EXERCISE DETAILS: Exact reproduction is required for all entries.

DATASET:
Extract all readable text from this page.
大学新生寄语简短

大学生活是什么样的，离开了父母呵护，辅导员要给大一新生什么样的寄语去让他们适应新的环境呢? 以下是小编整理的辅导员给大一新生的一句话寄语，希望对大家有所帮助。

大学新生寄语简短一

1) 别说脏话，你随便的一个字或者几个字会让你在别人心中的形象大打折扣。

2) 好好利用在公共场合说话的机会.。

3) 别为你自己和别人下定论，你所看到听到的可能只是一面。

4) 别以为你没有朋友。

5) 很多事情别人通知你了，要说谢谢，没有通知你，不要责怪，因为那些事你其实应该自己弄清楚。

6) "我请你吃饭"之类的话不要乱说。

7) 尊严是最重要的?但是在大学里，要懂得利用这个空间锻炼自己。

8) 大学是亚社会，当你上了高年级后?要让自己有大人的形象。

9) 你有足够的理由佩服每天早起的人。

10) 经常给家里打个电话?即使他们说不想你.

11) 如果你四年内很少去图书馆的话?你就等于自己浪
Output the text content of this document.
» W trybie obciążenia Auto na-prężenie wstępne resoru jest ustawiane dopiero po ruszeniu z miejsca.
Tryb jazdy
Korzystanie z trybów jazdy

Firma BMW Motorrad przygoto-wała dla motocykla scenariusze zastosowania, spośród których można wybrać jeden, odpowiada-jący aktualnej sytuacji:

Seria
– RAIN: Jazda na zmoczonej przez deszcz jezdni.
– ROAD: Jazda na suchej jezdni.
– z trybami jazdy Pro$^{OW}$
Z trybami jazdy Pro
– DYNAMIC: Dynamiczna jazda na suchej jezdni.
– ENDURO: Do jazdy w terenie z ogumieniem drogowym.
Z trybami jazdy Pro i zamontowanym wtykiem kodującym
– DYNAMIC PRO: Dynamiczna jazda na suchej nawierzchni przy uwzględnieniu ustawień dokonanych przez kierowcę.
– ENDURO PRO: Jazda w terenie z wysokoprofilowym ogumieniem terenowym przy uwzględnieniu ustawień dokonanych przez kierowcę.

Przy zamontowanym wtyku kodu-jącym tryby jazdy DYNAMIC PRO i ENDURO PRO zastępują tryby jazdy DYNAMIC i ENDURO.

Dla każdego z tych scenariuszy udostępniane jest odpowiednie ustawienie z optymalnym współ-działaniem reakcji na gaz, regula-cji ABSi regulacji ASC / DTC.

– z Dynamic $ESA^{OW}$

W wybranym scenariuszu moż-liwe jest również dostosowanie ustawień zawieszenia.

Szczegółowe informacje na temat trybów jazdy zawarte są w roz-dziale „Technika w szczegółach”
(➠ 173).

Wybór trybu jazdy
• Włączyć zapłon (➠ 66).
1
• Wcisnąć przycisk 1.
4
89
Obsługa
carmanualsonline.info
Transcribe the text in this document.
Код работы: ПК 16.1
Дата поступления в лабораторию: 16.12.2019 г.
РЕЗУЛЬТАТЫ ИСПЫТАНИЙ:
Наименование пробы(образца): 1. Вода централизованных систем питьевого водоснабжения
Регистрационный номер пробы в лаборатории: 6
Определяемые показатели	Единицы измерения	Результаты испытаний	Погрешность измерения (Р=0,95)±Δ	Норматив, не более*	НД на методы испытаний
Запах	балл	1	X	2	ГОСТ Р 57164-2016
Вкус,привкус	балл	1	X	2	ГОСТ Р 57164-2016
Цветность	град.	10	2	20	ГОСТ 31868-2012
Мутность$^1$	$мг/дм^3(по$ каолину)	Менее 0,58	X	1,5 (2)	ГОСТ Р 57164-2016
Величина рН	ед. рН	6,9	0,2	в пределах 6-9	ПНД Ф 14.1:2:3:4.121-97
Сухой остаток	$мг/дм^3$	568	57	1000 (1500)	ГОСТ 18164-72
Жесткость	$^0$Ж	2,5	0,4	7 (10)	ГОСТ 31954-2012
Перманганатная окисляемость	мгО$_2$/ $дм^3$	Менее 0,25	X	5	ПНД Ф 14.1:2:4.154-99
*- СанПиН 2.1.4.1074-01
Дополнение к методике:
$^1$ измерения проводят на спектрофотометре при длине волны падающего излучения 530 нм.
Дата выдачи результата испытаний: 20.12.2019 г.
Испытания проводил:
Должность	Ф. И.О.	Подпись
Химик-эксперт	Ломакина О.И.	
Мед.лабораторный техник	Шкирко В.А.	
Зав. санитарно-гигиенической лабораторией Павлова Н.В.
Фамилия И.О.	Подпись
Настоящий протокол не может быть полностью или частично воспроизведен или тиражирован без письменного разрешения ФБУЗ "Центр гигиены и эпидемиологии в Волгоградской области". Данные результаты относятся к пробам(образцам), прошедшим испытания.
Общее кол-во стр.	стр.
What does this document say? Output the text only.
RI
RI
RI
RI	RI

FINISHED TASK:
Extract all readable text from this page.
大学新生寄语简短

大学生活是什么样的，离开了父母呵护，辅导员要给大一新生什么样的寄语去让他们适应新的环境呢? 以下是小编整理的辅导员给大一新生的一句话寄语，希望对大家有所帮助。

大学新生寄语简短一

1) 别说脏话，你随便的一个字或者几个字会让你在别人心中的形象大打折扣。

2) 好好利用在公共场合说话的机会.。

3) 别为你自己和别人下定论，你所看到听到的可能只是一面。

4) 别以为你没有朋友。

5) 很多事情别人通知你了，要说谢谢，没有通知你，不要责怪，因为那些事你其实应该自己弄清楚。

6) "我请你吃饭"之类的话不要乱说。

7) 尊严是最重要的?但是在大学里，要懂得利用这个空间锻炼自己。

8) 大学是亚社会，当你上了高年级后?要让自己有大人的形象。

9) 你有足够的理由佩服每天早起的人。

10) 经常给家里打个电话?即使他们说不想你.

11) 如果你四年内很少去图书馆的话?你就等于自己浪
Output the text content of this document.
» W trybie obciążenia Auto na-prężenie wstępne resoru jest ustawiane dopiero po ruszeniu z miejsca.
Tryb jazdy
Korzystanie z trybów jazdy

Firma BMW Motorrad przygoto-wała dla motocykla scenariusze zastosowania, spośród których można wybrać jeden, odpowiada-jący aktualnej sytuacji:

Seria
– RAIN: Jazda na zmoczonej przez deszcz jezdni.
– ROAD: Jazda na suchej jezdni.
– z trybami jazdy Pro$^{OW}$
Z trybami jazdy Pro
– DYNAMIC: Dynamiczna jazda na suchej jezdni.
– ENDURO: Do jazdy w terenie z ogumieniem drogowym.
Z trybami jazdy Pro i zamontowanym wtykiem kodującym
– DYNAMIC PRO: Dynamiczna jazda na suchej nawierzchni przy uwzględnieniu ustawień dokonanych przez kierowcę.
– ENDURO PRO: Jazda w terenie z wysokoprofilowym ogumieniem terenowym przy uwzględnieniu ustawień dokonanych przez kierowcę.

Przy zamontowanym wtyku kodu-jącym tryby jazdy DYNAMIC PRO i ENDURO PRO zastępują tryby jazdy DYNAMIC i ENDURO.

Dla każdego z tych scenariuszy udostępniane jest odpowiednie ustawienie z optymalnym współ-działaniem reakcji na gaz, regula-cji ABSi regulacji ASC / DTC.

– z Dynamic $ESA^{OW}$

W wybranym scenariuszu moż-liwe jest również dostosowanie ustawień zawieszenia.

Szczegółowe informacje na temat trybów jazdy zawarte są w roz-dziale „Technika w szczegółach”
(➠ 173).

Wybór trybu jazdy
• Włączyć zapłon (➠ 66).
1
• Wcisnąć przycisk 1.
4
89
Obsługa
carmanualsonline.info
Transcribe the text in this document.
Код работы: ПК 16.1
Дата поступления в лабораторию: 16.12.2019 г.
РЕЗУЛЬТАТЫ ИСПЫТАНИЙ:
Наименование пробы(образца): 1. Вода централизованных систем питьевого водоснабжения
Регистрационный номер пробы в лаборатории: 6
Определяемые показатели	Единицы измерения	Результаты испытаний	Погрешность измерения (Р=0,95)±Δ	Норматив, не более*	НД на методы испытаний
Запах	балл	1	X	2	ГОСТ Р 57164-2016
Вкус,привкус	балл	1	X	2	ГОСТ Р 57164-2016
Цветность	град.	10	2	20	ГОСТ 31868-2012
Мутность$^1$	$мг/дм^3(по$ каолину)	Менее 0,58	X	1,5 (2)	ГОСТ Р 57164-2016
Величина рН	ед. рН	6,9	0,2	в пределах 6-9	ПНД Ф 14.1:2:3:4.121-97
Сухой остаток	$мг/дм^3$	568	57	1000 (1500)	ГОСТ 18164-72
Жесткость	$^0$Ж	2,5	0,4	7 (10)	ГОСТ 31954-2012
Перманганатная окисляемость	мгО$_2$/ $дм^3$	Менее 0,25	X	5	ПНД Ф 14.1:2:4.154-99
*- СанПиН 2.1.4.1074-01
Дополнение к методике:
$^1$ измерения проводят на спектрофотометре при длине волны падающего излучения 530 нм.
Дата выдачи результата испытаний: 20.12.2019 г.
Испытания проводил:
Должность	Ф. И.О.	Подпись
Химик-эксперт	Ломакина О.И.	
Мед.лабораторный техник	Шкирко В.А.	
Зав. санитарно-гигиенической лабораторией Павлова Н.В.
Фамилия И.О.	Подпись
Настоящий протокол не может быть полностью или частично воспроизведен или тиражирован без письменного разрешения ФБУЗ "Центр гигиены и эпидемиологии в Волгоградской области". Данные результаты относятся к пробам(образцам), прошедшим испытания.
Общее кол-во стр.	стр.
What does this document say? Output the text only.
RI
RI
RI
RI	RI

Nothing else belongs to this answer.